> [EXERCISE TASK]:
Only a number is required: how many lines of the material contain the word "Отправить"?

> [RECORDS SUPPLIED]:
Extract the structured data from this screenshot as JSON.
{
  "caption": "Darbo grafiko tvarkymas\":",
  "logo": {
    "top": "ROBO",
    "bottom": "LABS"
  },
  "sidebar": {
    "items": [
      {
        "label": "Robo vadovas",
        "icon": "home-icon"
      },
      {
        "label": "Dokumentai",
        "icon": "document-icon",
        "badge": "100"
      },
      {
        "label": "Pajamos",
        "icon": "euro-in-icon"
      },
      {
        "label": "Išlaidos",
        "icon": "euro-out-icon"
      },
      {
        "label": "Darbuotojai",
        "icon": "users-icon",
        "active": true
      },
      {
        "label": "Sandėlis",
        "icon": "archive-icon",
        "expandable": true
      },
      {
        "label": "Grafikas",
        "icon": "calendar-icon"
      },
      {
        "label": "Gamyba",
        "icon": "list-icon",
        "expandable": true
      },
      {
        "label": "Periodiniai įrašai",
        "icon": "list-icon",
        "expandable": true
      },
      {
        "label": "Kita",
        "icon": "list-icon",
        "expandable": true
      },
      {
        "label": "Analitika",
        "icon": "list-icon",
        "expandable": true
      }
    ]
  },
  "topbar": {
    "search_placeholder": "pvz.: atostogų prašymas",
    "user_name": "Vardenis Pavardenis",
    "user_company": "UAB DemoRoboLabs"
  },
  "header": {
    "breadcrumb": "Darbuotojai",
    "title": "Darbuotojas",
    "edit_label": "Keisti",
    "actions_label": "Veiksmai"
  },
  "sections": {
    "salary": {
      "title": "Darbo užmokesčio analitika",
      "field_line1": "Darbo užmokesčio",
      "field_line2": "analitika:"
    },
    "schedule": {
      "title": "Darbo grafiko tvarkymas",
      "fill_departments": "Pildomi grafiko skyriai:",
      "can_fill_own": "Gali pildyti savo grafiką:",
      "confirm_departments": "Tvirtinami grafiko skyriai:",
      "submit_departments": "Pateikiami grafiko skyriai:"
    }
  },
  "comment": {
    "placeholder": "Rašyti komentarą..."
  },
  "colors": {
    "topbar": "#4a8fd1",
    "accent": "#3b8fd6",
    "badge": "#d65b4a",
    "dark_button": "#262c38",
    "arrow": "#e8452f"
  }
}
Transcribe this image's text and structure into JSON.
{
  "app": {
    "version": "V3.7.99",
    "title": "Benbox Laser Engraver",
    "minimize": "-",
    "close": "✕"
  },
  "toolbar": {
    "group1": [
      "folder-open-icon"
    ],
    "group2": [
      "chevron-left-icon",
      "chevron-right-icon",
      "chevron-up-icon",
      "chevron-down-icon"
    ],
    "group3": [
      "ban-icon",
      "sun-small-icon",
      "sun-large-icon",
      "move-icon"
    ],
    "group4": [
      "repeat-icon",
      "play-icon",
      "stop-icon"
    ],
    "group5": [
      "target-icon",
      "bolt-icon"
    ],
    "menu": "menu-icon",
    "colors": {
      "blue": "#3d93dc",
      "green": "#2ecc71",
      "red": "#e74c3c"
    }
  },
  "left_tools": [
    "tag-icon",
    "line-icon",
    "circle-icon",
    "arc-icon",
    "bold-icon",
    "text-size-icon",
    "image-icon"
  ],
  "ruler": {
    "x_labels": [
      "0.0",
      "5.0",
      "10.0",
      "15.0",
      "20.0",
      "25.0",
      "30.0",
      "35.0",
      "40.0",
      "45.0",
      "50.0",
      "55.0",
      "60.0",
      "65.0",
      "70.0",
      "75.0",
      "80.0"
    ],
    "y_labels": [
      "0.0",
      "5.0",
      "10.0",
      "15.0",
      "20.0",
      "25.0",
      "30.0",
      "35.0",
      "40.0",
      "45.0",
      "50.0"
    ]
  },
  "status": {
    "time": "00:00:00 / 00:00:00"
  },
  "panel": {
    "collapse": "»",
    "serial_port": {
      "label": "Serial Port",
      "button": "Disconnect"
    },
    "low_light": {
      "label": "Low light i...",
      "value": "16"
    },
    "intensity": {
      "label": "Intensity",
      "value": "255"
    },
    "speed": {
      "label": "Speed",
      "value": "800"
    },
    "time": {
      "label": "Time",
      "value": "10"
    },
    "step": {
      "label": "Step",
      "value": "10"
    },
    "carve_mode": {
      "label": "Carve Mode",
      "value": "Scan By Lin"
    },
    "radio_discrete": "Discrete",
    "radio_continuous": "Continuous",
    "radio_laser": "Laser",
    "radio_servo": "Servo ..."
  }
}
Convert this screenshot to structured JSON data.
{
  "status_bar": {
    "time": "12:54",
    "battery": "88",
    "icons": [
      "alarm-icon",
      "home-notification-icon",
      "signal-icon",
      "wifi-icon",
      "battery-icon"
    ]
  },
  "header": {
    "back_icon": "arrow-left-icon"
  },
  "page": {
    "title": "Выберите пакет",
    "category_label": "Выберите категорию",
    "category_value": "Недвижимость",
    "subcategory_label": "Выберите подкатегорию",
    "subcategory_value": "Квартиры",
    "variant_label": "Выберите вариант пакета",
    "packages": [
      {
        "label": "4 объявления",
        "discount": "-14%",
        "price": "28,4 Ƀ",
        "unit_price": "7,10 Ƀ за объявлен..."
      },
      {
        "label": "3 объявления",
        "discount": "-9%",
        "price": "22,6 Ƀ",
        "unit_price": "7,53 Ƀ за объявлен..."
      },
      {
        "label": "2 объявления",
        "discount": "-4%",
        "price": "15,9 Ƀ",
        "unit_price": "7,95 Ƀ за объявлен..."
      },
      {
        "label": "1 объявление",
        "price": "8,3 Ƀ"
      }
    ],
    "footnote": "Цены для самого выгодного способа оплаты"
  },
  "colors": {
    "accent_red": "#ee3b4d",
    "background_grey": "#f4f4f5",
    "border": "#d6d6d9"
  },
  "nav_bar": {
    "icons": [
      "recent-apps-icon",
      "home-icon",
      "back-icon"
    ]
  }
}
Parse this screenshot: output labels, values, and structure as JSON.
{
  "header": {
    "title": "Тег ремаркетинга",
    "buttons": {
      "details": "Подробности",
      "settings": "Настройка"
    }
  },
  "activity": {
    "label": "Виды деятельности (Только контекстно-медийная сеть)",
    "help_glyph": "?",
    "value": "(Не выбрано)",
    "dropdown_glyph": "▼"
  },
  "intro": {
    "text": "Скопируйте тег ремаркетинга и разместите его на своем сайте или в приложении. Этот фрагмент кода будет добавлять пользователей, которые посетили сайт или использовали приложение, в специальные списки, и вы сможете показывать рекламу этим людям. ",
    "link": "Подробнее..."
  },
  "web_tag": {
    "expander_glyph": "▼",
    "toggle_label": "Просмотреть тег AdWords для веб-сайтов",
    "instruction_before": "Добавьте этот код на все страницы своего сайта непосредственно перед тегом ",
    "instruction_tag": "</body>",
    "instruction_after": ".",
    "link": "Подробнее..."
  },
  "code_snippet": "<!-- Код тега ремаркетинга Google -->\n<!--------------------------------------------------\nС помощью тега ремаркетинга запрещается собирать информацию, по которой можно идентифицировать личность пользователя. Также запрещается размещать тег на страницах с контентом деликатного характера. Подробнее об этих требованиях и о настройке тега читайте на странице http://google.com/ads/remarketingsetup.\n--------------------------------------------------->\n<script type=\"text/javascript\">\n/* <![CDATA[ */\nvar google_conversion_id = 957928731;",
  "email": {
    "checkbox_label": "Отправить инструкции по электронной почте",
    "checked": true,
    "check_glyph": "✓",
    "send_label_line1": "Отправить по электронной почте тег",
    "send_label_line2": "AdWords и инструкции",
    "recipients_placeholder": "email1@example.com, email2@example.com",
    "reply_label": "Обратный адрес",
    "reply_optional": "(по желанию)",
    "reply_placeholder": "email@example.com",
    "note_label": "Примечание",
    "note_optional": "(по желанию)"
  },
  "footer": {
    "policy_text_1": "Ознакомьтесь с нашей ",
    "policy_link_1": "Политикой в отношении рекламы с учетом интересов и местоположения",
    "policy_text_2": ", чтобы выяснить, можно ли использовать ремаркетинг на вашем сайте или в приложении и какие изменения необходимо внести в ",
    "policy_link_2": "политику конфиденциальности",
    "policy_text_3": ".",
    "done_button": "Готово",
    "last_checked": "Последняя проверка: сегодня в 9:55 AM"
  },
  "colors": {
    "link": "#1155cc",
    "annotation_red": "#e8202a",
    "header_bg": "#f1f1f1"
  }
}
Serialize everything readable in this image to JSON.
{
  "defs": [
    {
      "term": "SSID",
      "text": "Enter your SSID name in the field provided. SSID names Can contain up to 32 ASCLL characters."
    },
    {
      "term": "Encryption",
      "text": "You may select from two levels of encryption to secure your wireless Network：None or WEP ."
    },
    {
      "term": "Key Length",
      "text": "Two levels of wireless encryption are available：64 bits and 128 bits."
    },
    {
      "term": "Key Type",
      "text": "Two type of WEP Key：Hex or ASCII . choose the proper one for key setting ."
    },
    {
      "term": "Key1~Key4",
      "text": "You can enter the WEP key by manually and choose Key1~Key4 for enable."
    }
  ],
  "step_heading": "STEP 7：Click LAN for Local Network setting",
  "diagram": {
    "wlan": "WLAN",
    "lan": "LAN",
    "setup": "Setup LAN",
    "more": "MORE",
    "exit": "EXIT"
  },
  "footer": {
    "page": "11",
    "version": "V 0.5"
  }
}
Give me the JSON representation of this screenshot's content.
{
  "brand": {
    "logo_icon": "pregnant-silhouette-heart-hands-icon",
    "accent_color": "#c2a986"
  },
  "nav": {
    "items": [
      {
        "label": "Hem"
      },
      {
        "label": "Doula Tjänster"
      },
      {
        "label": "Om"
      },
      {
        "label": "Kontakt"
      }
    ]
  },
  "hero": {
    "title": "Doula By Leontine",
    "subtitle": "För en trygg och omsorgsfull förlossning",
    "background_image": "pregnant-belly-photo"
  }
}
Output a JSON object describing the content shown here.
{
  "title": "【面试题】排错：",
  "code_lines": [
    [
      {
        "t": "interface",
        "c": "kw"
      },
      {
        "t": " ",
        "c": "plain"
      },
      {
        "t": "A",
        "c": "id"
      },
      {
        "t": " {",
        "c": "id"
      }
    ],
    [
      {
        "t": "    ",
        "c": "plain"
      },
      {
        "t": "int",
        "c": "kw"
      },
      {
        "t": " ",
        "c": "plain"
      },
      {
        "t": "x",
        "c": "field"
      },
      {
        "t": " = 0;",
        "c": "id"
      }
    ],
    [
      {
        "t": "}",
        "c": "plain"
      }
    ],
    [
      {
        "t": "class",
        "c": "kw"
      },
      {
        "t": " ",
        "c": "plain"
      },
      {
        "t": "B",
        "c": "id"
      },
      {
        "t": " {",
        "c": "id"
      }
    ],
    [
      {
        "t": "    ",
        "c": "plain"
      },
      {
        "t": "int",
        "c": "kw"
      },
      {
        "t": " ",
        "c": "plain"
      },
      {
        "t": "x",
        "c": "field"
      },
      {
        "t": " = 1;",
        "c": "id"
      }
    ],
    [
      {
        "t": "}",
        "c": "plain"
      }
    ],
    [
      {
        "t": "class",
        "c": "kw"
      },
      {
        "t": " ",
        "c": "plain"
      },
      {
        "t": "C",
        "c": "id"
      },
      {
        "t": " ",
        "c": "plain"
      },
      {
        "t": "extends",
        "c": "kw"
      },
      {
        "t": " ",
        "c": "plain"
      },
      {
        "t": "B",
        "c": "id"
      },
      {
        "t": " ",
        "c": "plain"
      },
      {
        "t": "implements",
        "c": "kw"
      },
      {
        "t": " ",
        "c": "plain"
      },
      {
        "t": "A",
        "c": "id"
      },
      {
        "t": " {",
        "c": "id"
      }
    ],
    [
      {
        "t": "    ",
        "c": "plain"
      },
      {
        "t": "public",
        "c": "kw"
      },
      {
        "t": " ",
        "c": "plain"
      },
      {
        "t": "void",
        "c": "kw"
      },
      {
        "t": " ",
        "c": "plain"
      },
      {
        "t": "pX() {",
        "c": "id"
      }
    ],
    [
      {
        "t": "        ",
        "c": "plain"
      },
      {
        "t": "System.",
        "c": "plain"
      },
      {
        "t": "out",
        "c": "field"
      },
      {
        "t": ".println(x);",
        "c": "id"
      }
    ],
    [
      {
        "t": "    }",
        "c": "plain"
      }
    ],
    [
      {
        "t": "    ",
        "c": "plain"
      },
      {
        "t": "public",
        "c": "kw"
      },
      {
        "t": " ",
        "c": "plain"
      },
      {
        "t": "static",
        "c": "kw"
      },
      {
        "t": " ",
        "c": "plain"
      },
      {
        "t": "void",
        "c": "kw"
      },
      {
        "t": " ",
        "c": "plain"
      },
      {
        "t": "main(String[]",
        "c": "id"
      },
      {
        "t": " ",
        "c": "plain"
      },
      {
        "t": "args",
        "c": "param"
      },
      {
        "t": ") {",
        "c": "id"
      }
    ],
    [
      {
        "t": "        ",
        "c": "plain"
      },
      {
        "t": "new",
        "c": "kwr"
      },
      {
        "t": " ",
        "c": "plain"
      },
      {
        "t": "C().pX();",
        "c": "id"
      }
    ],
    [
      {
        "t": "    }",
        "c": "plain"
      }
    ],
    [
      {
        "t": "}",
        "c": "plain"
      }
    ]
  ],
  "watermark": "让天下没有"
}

> [RESULT BELOW]:
2